Stated problem a →
Copy out the whole forum thread about members' most useful purchases, word for word.

# Your most useful purchase.



## ali (11 May 2011)

Yesterday I pulled out a little 2 step ladder that I bought for my first house a hundred years ago. I use it so regularly that it made me think it has paid for itself a million times over. 

I bought a new really sharp kitchen knife last month and every time I use it now I wonder how I ever managed without it.

Anyone?


----------



## csirl (11 May 2011)

Mini travel iron - small enough to fit in a pocket. Have it for c.10 years. You'd be surprised how many hotels dont have an iron in each room and going to a meeting with a creased shirt does not give the right impression.


----------



## michaelm (11 May 2011)

A cordless screwdriver that someone gave me and a bottle opener that's shaped like a key come in quite handy, but i didn't purchase either.  Maybe Colm Rapple's 'Family Finance 2002' was the best thing I ever bought (probably could have got that in the Library).  I don't buy/have much stuff, however, I'm in the middle of moving house and am living out of bags currently; this has given me a renewed appreciation of just how little stuff I actually need.


----------



## Firefly (11 May 2011)

Material provided →
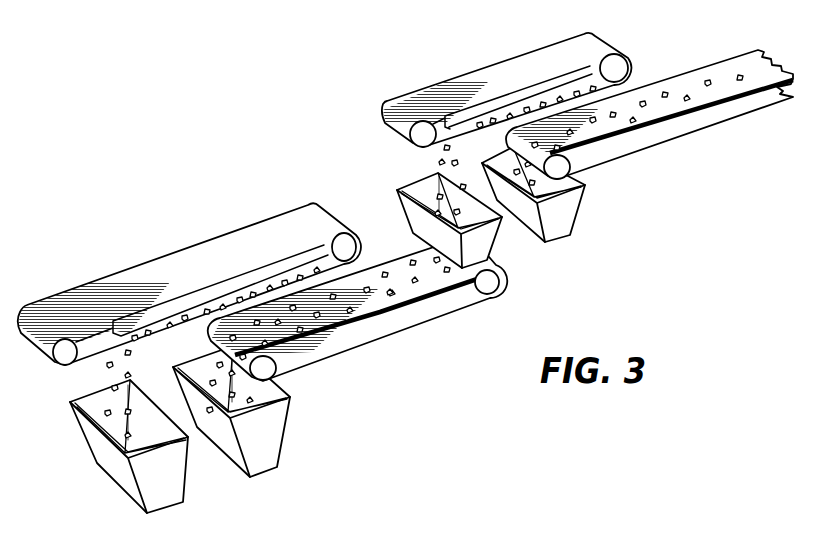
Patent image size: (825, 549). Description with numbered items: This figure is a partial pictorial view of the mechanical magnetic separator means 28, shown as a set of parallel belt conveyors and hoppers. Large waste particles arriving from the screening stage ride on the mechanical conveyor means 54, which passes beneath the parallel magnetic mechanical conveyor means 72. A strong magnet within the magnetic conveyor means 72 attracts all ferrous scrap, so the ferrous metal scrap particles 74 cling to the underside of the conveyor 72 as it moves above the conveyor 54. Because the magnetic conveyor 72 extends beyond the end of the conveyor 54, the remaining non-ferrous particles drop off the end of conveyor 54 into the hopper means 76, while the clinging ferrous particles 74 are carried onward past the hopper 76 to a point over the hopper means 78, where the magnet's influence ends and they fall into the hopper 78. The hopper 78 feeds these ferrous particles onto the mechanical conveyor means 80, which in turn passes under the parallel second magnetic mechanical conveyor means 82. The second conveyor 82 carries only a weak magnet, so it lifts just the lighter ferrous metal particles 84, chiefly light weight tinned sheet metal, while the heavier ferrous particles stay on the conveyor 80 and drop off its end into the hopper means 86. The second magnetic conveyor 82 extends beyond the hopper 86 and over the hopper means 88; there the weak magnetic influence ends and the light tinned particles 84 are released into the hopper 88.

The mechanical magnetic separator means 28 is at (189, 339).
The mechanical conveyor means 54 is at (709, 63).
The magnetic mechanical conveyor means 72 is at (611, 45).
The ferrous metal scrap particles 74 is at (496, 131).
The hopper means 76 is at (578, 212).
The hopper means 78 is at (495, 255).
The mechanical conveyor means 80 is at (441, 316).
The second magnetic mechanical conveyor means 82 is at (330, 204).
The lighter ferrous metal particles 84 is at (197, 327).
The hopper means 86 is at (288, 420).
The hopper means 88 is at (186, 488).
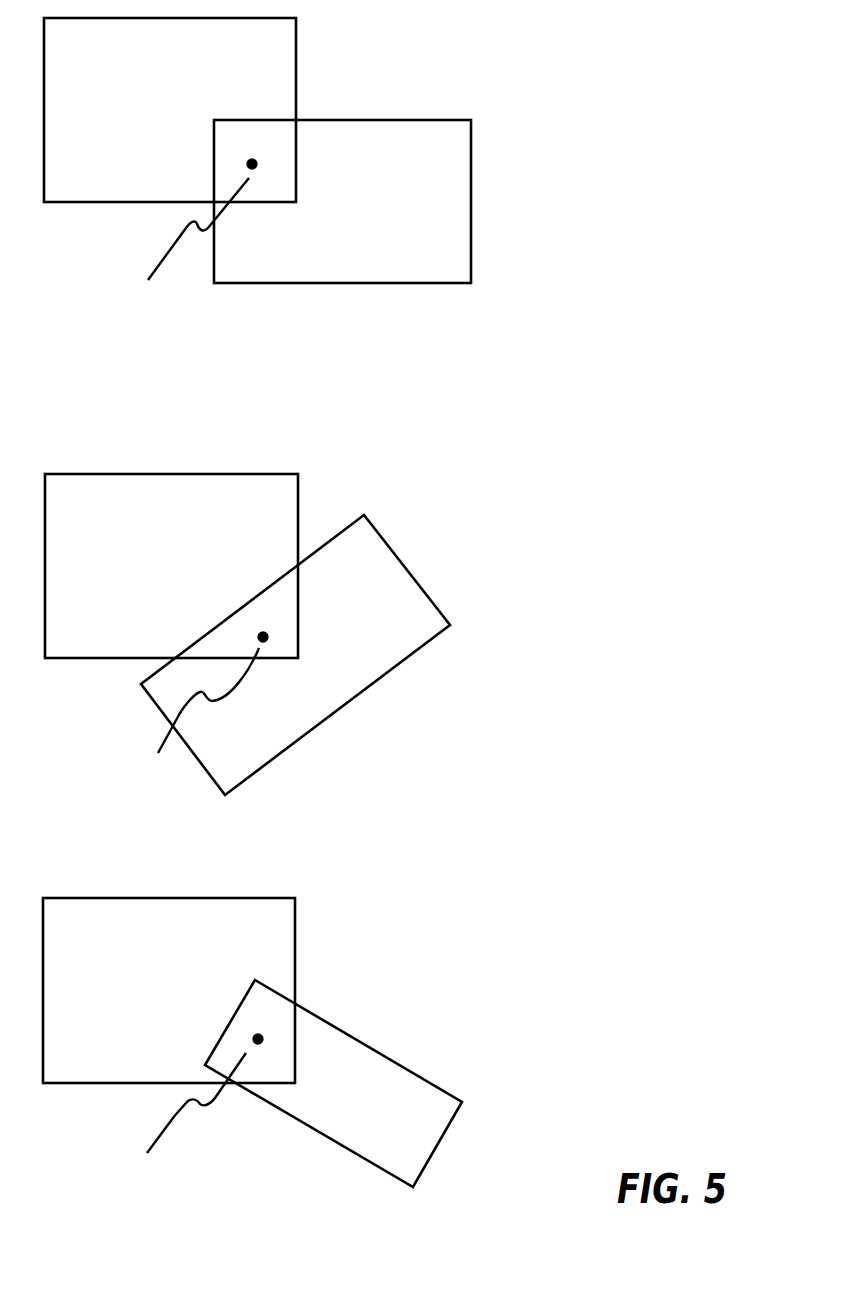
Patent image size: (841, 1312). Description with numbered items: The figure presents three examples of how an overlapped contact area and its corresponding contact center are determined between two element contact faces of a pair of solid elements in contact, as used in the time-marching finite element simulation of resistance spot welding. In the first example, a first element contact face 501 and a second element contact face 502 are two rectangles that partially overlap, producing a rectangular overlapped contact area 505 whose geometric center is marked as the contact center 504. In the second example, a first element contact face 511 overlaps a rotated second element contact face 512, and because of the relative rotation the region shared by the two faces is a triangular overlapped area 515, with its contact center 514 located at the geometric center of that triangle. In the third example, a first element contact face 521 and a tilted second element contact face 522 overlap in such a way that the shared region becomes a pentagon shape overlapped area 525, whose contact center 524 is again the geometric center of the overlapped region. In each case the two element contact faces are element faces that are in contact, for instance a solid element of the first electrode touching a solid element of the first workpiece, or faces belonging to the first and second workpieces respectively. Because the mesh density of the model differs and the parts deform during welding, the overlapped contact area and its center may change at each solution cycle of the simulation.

The first element contact face 501 is at (111, 57).
The second element contact face 502 is at (447, 271).
The contact center 504 is at (181, 244).
The rectangular overlapped contact area 505 is at (258, 146).
The first element contact face 511 is at (114, 510).
The second element contact face 512 is at (413, 641).
The contact center 514 is at (191, 715).
The triangular overlapped area 515 is at (289, 616).
The first element contact face 521 is at (105, 935).
The second element contact face 522 is at (415, 1148).
The contact center 524 is at (178, 1118).
The pentagon shape overlapped area 525 is at (277, 1018).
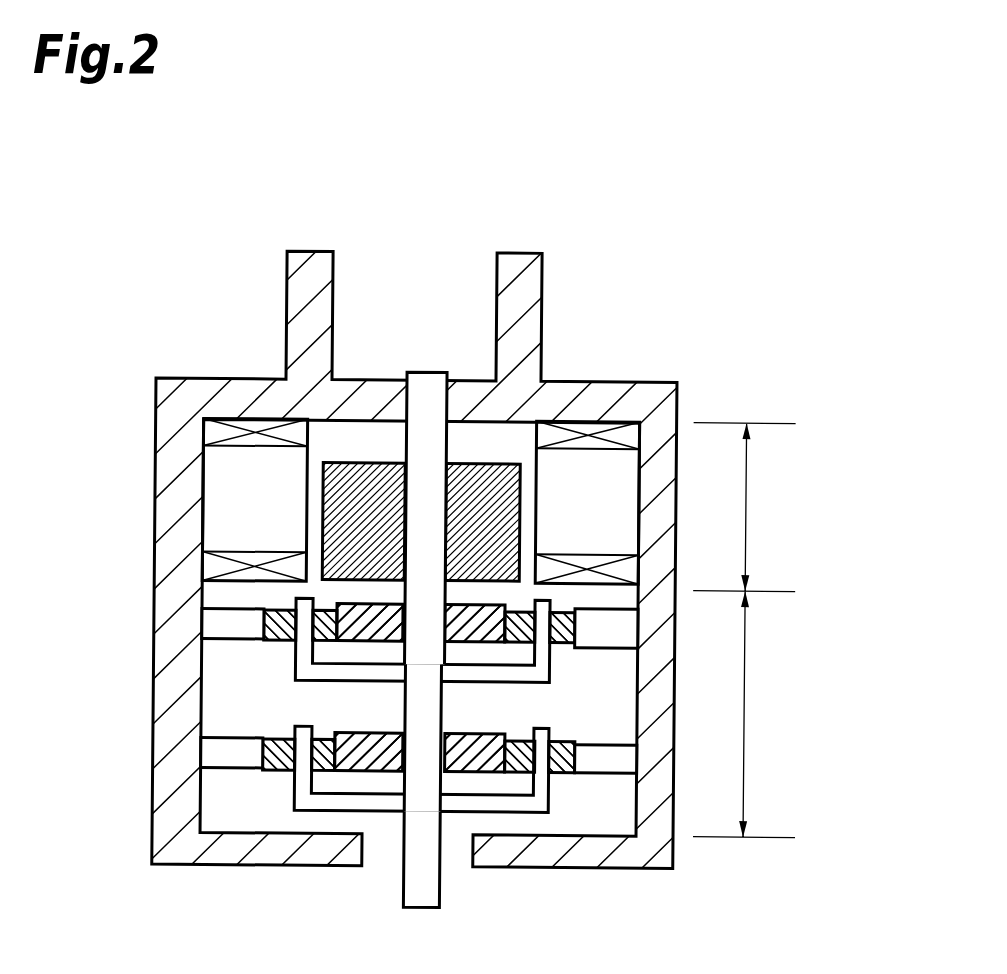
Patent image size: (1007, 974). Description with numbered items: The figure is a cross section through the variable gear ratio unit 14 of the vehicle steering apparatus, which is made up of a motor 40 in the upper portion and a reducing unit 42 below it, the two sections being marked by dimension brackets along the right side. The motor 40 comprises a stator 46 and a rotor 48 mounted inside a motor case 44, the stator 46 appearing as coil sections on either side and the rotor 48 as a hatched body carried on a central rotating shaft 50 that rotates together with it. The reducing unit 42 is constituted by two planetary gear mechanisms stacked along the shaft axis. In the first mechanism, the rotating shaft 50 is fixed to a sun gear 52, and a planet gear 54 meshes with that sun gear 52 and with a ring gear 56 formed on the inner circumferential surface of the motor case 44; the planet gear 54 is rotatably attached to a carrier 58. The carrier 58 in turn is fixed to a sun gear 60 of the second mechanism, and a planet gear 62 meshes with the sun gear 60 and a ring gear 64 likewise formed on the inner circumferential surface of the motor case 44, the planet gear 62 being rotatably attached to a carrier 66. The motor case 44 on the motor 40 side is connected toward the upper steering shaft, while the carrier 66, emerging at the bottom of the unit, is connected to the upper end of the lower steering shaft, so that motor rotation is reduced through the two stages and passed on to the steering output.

Stated problem b →
Reproduce everything in the records from the line containing "Patent image size: (841, 1312)." down to the line containing "The second element contact face 502", both lines included, with nothing changed.

Full output a →
# Your most useful purchase.



## ali (11 May 2011)

Yesterday I pulled out a little 2 step ladder that I bought for my first house a hundred years ago. I use it so regularly that it made me think it has paid for itself a million times over. 

I bought a new really sharp kitchen knife last month and every time I use it now I wonder how I ever managed without it.

Anyone?


----------



## csirl (11 May 2011)

Mini travel iron - small enough to fit in a pocket. Have it for c.10 years. You'd be surprised how many hotels dont have an iron in each room and going to a meeting with a creased shirt does not give the right impression.


----------



## michaelm (11 May 2011)

A cordless screwdriver that someone gave me and a bottle opener that's shaped like a key come in quite handy, but i didn't purchase either.  Maybe Colm Rapple's 'Family Finance 2002' was the best thing I ever bought (probably could have got that in the Library).  I don't buy/have much stuff, however, I'm in the middle of moving house and am living out of bags currently; this has given me a renewed appreciation of just how little stuff I actually need.


----------



## Firefly (11 May 2011)

Full output b →
Patent image size: (841, 1312). Description with numbered items: The figure presents three examples of how an overlapped contact area and its corresponding contact center are determined between two element contact faces of a pair of solid elements in contact, as used in the time-marching finite element simulation of resistance spot welding. In the first example, a first element contact face 501 and a second element contact face 502 are two rectangles that partially overlap, producing a rectangular overlapped contact area 505 whose geometric center is marked as the contact center 504. In the second example, a first element contact face 511 overlaps a rotated second element contact face 512, and because of the relative rotation the region shared by the two faces is a triangular overlapped area 515, with its contact center 514 located at the geometric center of that triangle. In the third example, a first element contact face 521 and a tilted second element contact face 522 overlap in such a way that the shared region becomes a pentagon shape overlapped area 525, whose contact center 524 is again the geometric center of the overlapped region. In each case the two element contact faces are element faces that are in contact, for instance a solid element of the first electrode touching a solid element of the first workpiece, or faces belonging to the first and second workpieces respectively. Because the mesh density of the model differs and the parts deform during welding, the overlapped contact area and its center may change at each solution cycle of the simulation.

The first element contact face 501 is at (111, 57).
The second element contact face 502 is at (447, 271).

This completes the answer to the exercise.